Below are records; work out how many of their lines hold the string "resources" and give that number alone.
________________________
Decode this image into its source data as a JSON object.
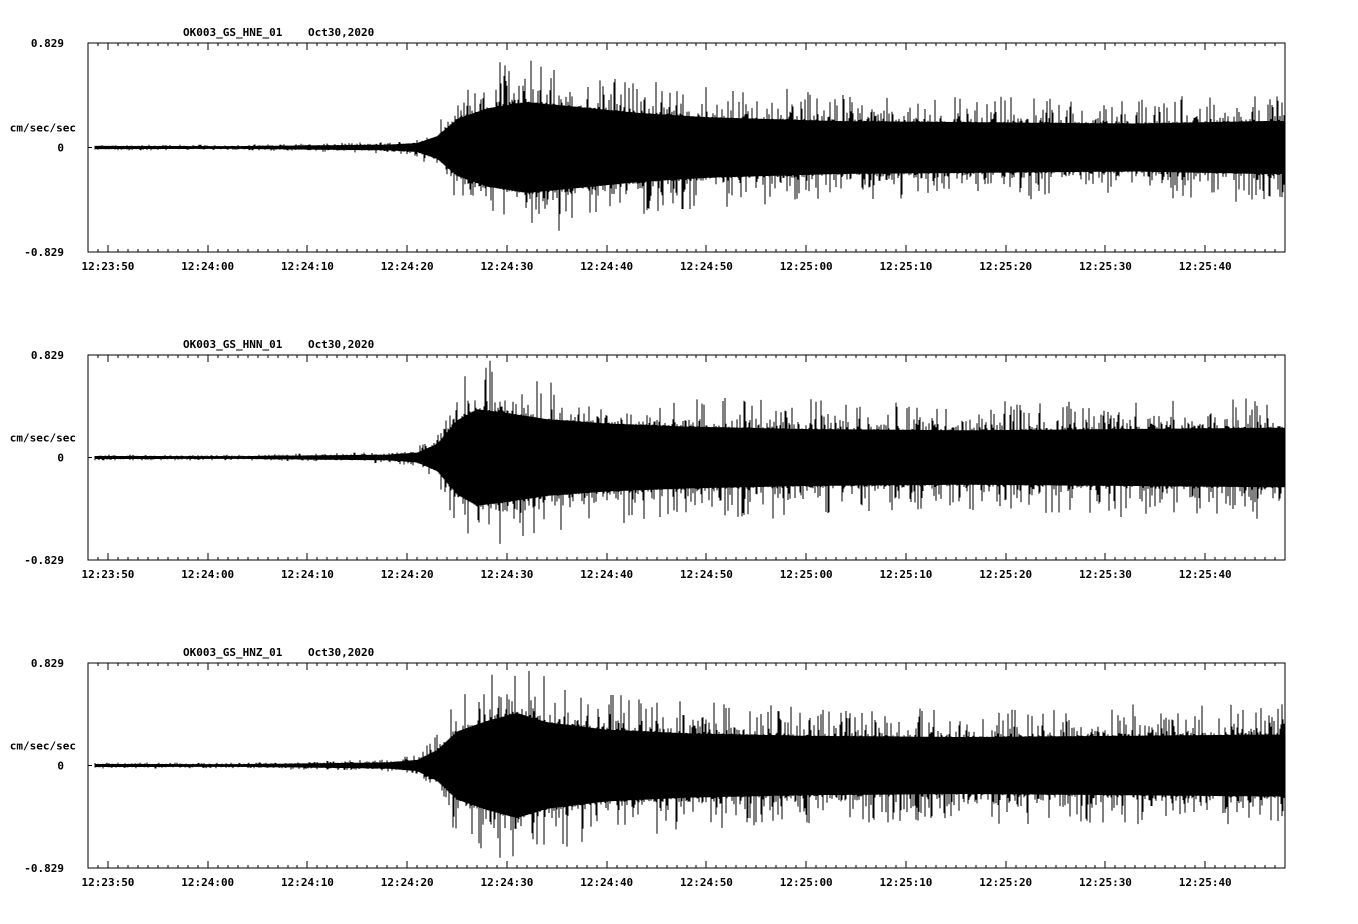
{
  "figure": {
    "background": "#ffffff",
    "trace_color": "#000000",
    "axis_color": "#000000",
    "text_color": "#000000"
  },
  "chart_data": [
    {
      "type": "line",
      "name": "HNE",
      "title": {
        "station": "OK003_GS_HNE_01",
        "date": "Oct30,2020"
      },
      "ylabel": "cm/sec/sec",
      "ylim": [
        -0.829,
        0.829
      ],
      "y_tick_labels": [
        "0.829",
        "0",
        "-0.829"
      ],
      "x_start_time": "12:23:48",
      "x_span_seconds": 120,
      "x_tick_labels": [
        "12:23:50",
        "12:24:00",
        "12:24:10",
        "12:24:20",
        "12:24:30",
        "12:24:40",
        "12:24:50",
        "12:25:00",
        "12:25:10",
        "12:25:20",
        "12:25:30",
        "12:25:40"
      ],
      "x_tick_offsets_s": [
        2,
        12,
        22,
        32,
        42,
        52,
        62,
        72,
        82,
        92,
        102,
        112
      ],
      "x_minor_tick_interval_s": 1,
      "seed": 101,
      "envelope_t_s": [
        0,
        15,
        20,
        30,
        33,
        35,
        37,
        40,
        44,
        48,
        55,
        62,
        75,
        90,
        105,
        118,
        120
      ],
      "envelope_amp": [
        0.025,
        0.022,
        0.03,
        0.045,
        0.07,
        0.18,
        0.45,
        0.62,
        0.72,
        0.66,
        0.55,
        0.48,
        0.42,
        0.4,
        0.38,
        0.42,
        0.42
      ]
    },
    {
      "type": "line",
      "name": "HNN",
      "title": {
        "station": "OK003_GS_HNN_01",
        "date": "Oct30,2020"
      },
      "ylabel": "cm/sec/sec",
      "ylim": [
        -0.829,
        0.829
      ],
      "y_tick_labels": [
        "0.829",
        "0",
        "-0.829"
      ],
      "x_start_time": "12:23:48",
      "x_span_seconds": 120,
      "x_tick_labels": [
        "12:23:50",
        "12:24:00",
        "12:24:10",
        "12:24:20",
        "12:24:30",
        "12:24:40",
        "12:24:50",
        "12:25:00",
        "12:25:10",
        "12:25:20",
        "12:25:30",
        "12:25:40"
      ],
      "x_tick_offsets_s": [
        2,
        12,
        22,
        32,
        42,
        52,
        62,
        72,
        82,
        92,
        102,
        112
      ],
      "x_minor_tick_interval_s": 1,
      "seed": 202,
      "envelope_t_s": [
        0,
        15,
        20,
        30,
        33,
        35,
        37,
        39,
        42,
        46,
        52,
        60,
        72,
        88,
        104,
        118,
        120
      ],
      "envelope_amp": [
        0.025,
        0.022,
        0.03,
        0.045,
        0.08,
        0.22,
        0.6,
        0.78,
        0.72,
        0.62,
        0.55,
        0.5,
        0.46,
        0.44,
        0.46,
        0.48,
        0.48
      ]
    },
    {
      "type": "line",
      "name": "HNZ",
      "title": {
        "station": "OK003_GS_HNZ_01",
        "date": "Oct30,2020"
      },
      "ylabel": "cm/sec/sec",
      "ylim": [
        -0.829,
        0.829
      ],
      "y_tick_labels": [
        "0.829",
        "0",
        "-0.829"
      ],
      "x_start_time": "12:23:48",
      "x_span_seconds": 120,
      "x_tick_labels": [
        "12:23:50",
        "12:24:00",
        "12:24:10",
        "12:24:20",
        "12:24:30",
        "12:24:40",
        "12:24:50",
        "12:25:00",
        "12:25:10",
        "12:25:20",
        "12:25:30",
        "12:25:40"
      ],
      "x_tick_offsets_s": [
        2,
        12,
        22,
        32,
        42,
        52,
        62,
        72,
        82,
        92,
        102,
        112
      ],
      "x_minor_tick_interval_s": 1,
      "seed": 303,
      "envelope_t_s": [
        0,
        15,
        20,
        30,
        33,
        35,
        37,
        40,
        43,
        46,
        52,
        60,
        72,
        88,
        104,
        118,
        120
      ],
      "envelope_amp": [
        0.025,
        0.022,
        0.03,
        0.05,
        0.09,
        0.25,
        0.55,
        0.72,
        0.85,
        0.7,
        0.58,
        0.52,
        0.48,
        0.46,
        0.48,
        0.5,
        0.5
      ]
    }
  ]
}
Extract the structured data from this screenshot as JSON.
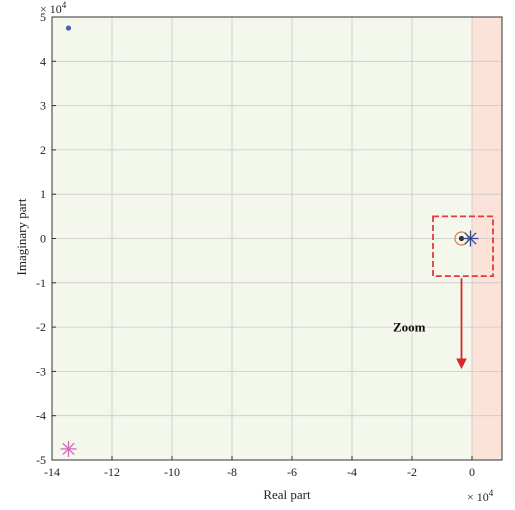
{
  "chart_data": {
    "type": "scatter",
    "title": "",
    "xlabel": "Real part",
    "ylabel": "Imaginary part",
    "x_multiplier_label": "× 10",
    "x_multiplier_exp": "4",
    "y_multiplier_label": "× 10",
    "y_multiplier_exp": "4",
    "xlim": [
      -14,
      1
    ],
    "ylim": [
      -5,
      5
    ],
    "xticks": [
      -14,
      -12,
      -10,
      -8,
      -6,
      -4,
      -2,
      0
    ],
    "xtick_labels": [
      "-14",
      "-12",
      "-10",
      "-8",
      "-6",
      "-4",
      "-2",
      "0"
    ],
    "yticks": [
      -5,
      -4,
      -3,
      -2,
      -1,
      0,
      1,
      2,
      3,
      4,
      5
    ],
    "ytick_labels": [
      "-5",
      "-4",
      "-3",
      "-2",
      "-1",
      "0",
      "1",
      "2",
      "3",
      "4",
      "5"
    ],
    "grid": true,
    "regions": [
      {
        "name": "stable-region",
        "x_range": [
          -14,
          0
        ],
        "color": "#f3f7ec"
      },
      {
        "name": "unstable-region",
        "x_range": [
          0,
          1
        ],
        "color": "#fbe3d9"
      }
    ],
    "series": [
      {
        "marker": "dot",
        "color": "#4a5fa8",
        "points": [
          [
            -13.45,
            4.75
          ]
        ]
      },
      {
        "marker": "asterisk",
        "color": "#d46ac0",
        "points": [
          [
            -13.45,
            -4.75
          ]
        ]
      },
      {
        "marker": "circle",
        "color": "#e07a55",
        "points": [
          [
            -0.35,
            0.0
          ]
        ]
      },
      {
        "marker": "dot",
        "color": "#333333",
        "points": [
          [
            -0.35,
            0.0
          ]
        ]
      },
      {
        "marker": "asterisk",
        "color": "#3b4a8a",
        "points": [
          [
            -0.05,
            0.0
          ]
        ]
      }
    ],
    "annotations": {
      "zoom_box": {
        "x_range": [
          -1.3,
          0.7
        ],
        "y_range": [
          -0.85,
          0.5
        ],
        "color": "#e23b3b"
      },
      "zoom_arrow": {
        "x": -0.35,
        "y_from": -0.9,
        "y_to": -2.9,
        "color": "#d42a2a"
      },
      "zoom_label": {
        "text": "Zoom",
        "x": -1.55,
        "y": -2.1
      }
    }
  }
}
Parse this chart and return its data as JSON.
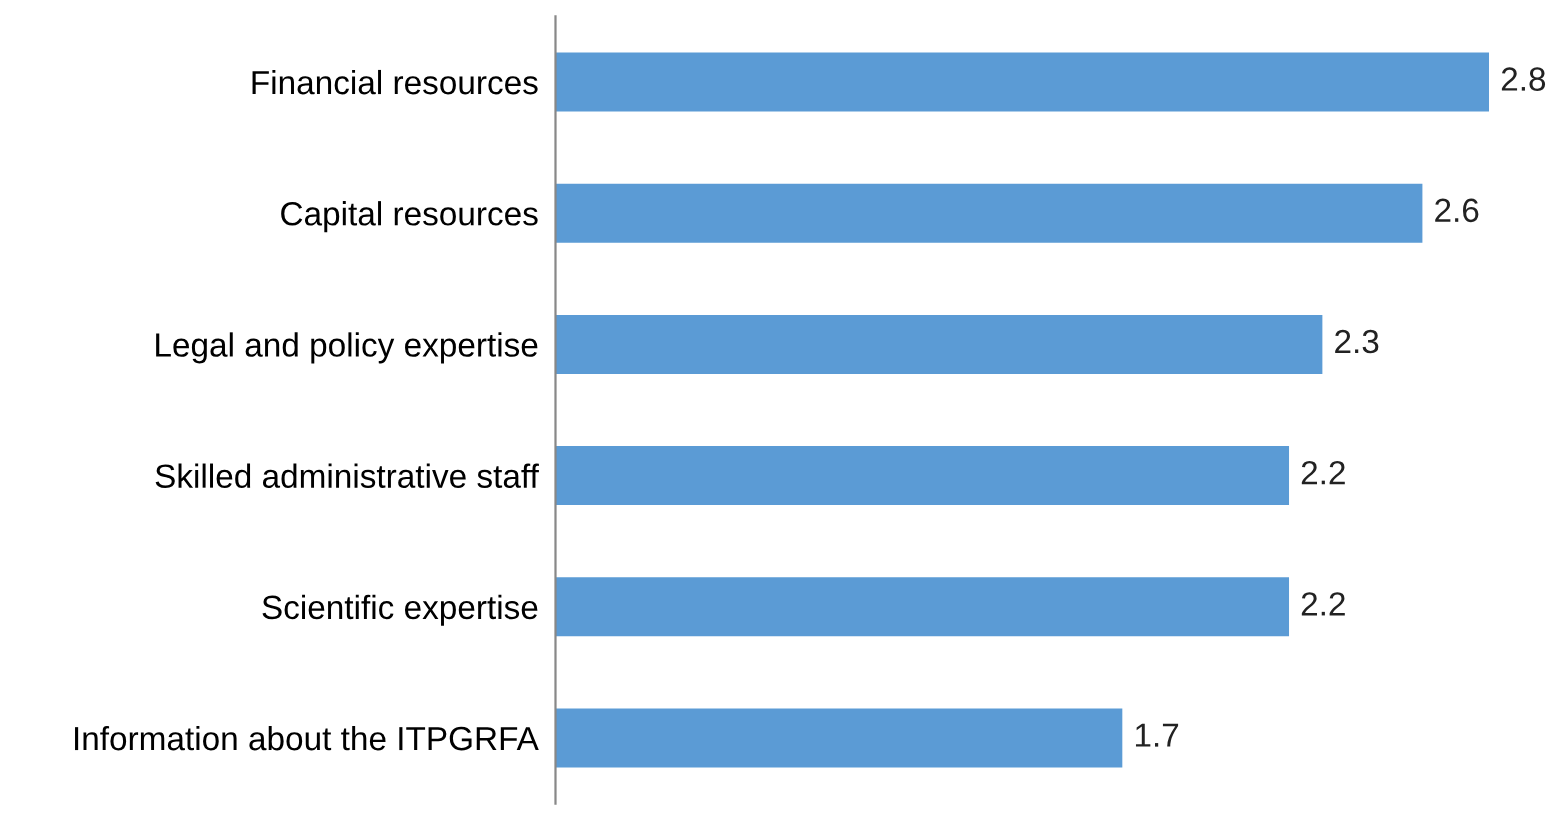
{
  "chart_data": {
    "type": "bar",
    "orientation": "horizontal",
    "categories": [
      "Financial resources",
      "Capital resources",
      "Legal and policy expertise",
      "Skilled administrative staff",
      "Scientific expertise",
      "Information about the ITPGRFA"
    ],
    "values": [
      2.8,
      2.6,
      2.3,
      2.2,
      2.2,
      1.7
    ],
    "color": "#5b9bd5",
    "data_labels": true,
    "grid": false,
    "legend": false
  }
}
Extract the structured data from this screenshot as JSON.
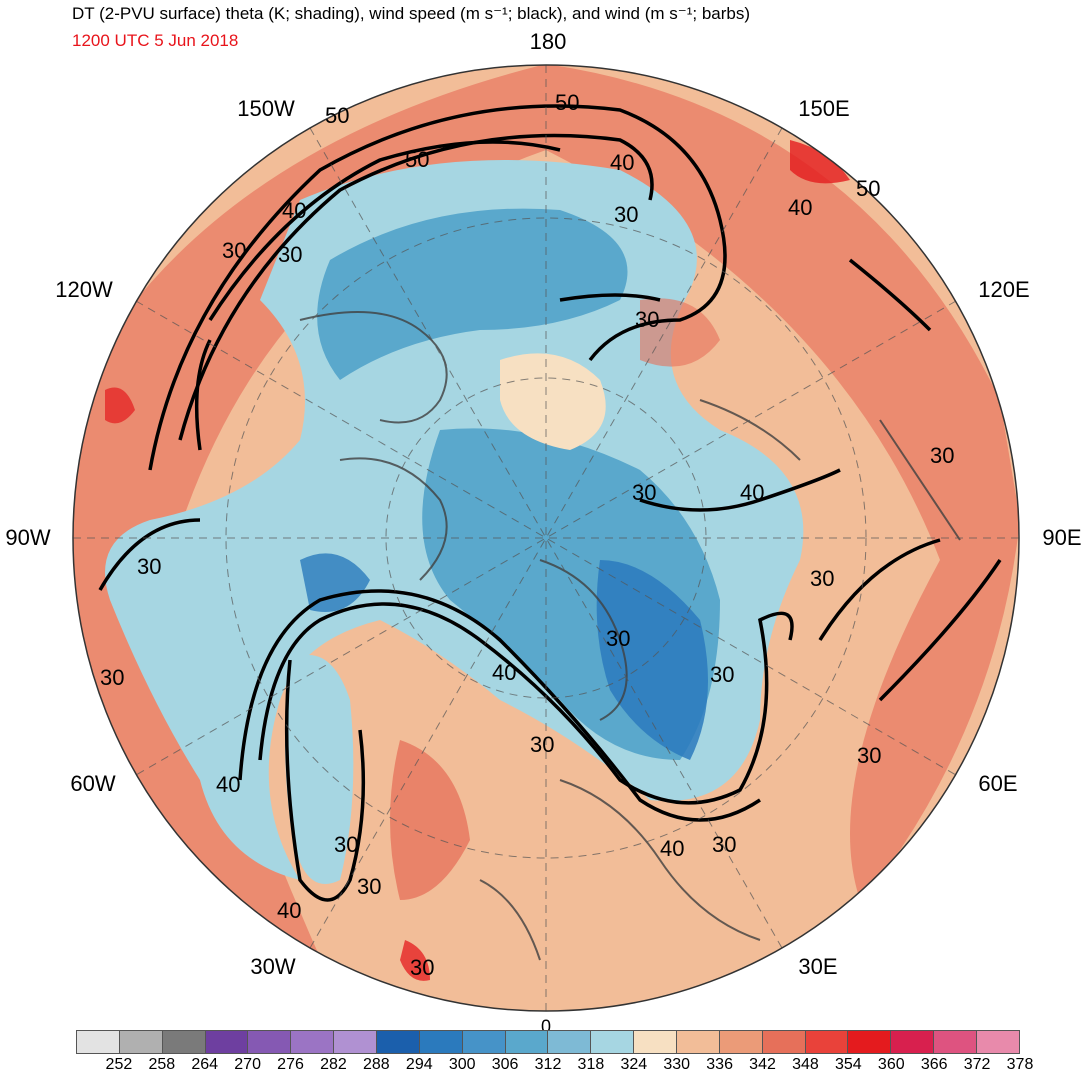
{
  "header": {
    "title": "DT (2-PVU surface) theta (K; shading), wind speed (m s⁻¹; black), and wind (m s⁻¹; barbs)",
    "valid_time": "1200 UTC 5 Jun 2018"
  },
  "longitude_labels": {
    "lon_180": "180",
    "lon_150w": "150W",
    "lon_150e": "150E",
    "lon_120w": "120W",
    "lon_120e": "120E",
    "lon_90w": "90W",
    "lon_90e": "90E",
    "lon_60w": "60W",
    "lon_60e": "60E",
    "lon_30w": "30W",
    "lon_30e": "30E",
    "lon_0": "0"
  },
  "contour_labels": [
    "50",
    "50",
    "50",
    "40",
    "30",
    "30",
    "40",
    "30",
    "30",
    "50",
    "40",
    "30",
    "30",
    "30",
    "40",
    "30",
    "30",
    "30",
    "40",
    "30",
    "30",
    "30",
    "40",
    "30",
    "40",
    "30",
    "40",
    "30",
    "30"
  ],
  "colorbar": {
    "colors": [
      "#e3e3e3",
      "#b0b0b0",
      "#7a7a7a",
      "#6e3fa0",
      "#8559b3",
      "#9b74c4",
      "#b091d2",
      "#1b5fac",
      "#2b7abd",
      "#4693c8",
      "#5aa8cc",
      "#7ebad5",
      "#a6d6e2",
      "#f7e0c2",
      "#f2bd98",
      "#eb9b78",
      "#e6705a",
      "#e9423a",
      "#e41b1e",
      "#d8204e",
      "#de5380",
      "#e88aab"
    ],
    "tick_labels": [
      "252",
      "258",
      "264",
      "270",
      "276",
      "282",
      "288",
      "294",
      "300",
      "306",
      "312",
      "318",
      "324",
      "330",
      "336",
      "342",
      "348",
      "354",
      "360",
      "366",
      "372",
      "378"
    ]
  }
}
________________________
* **Written solution**
2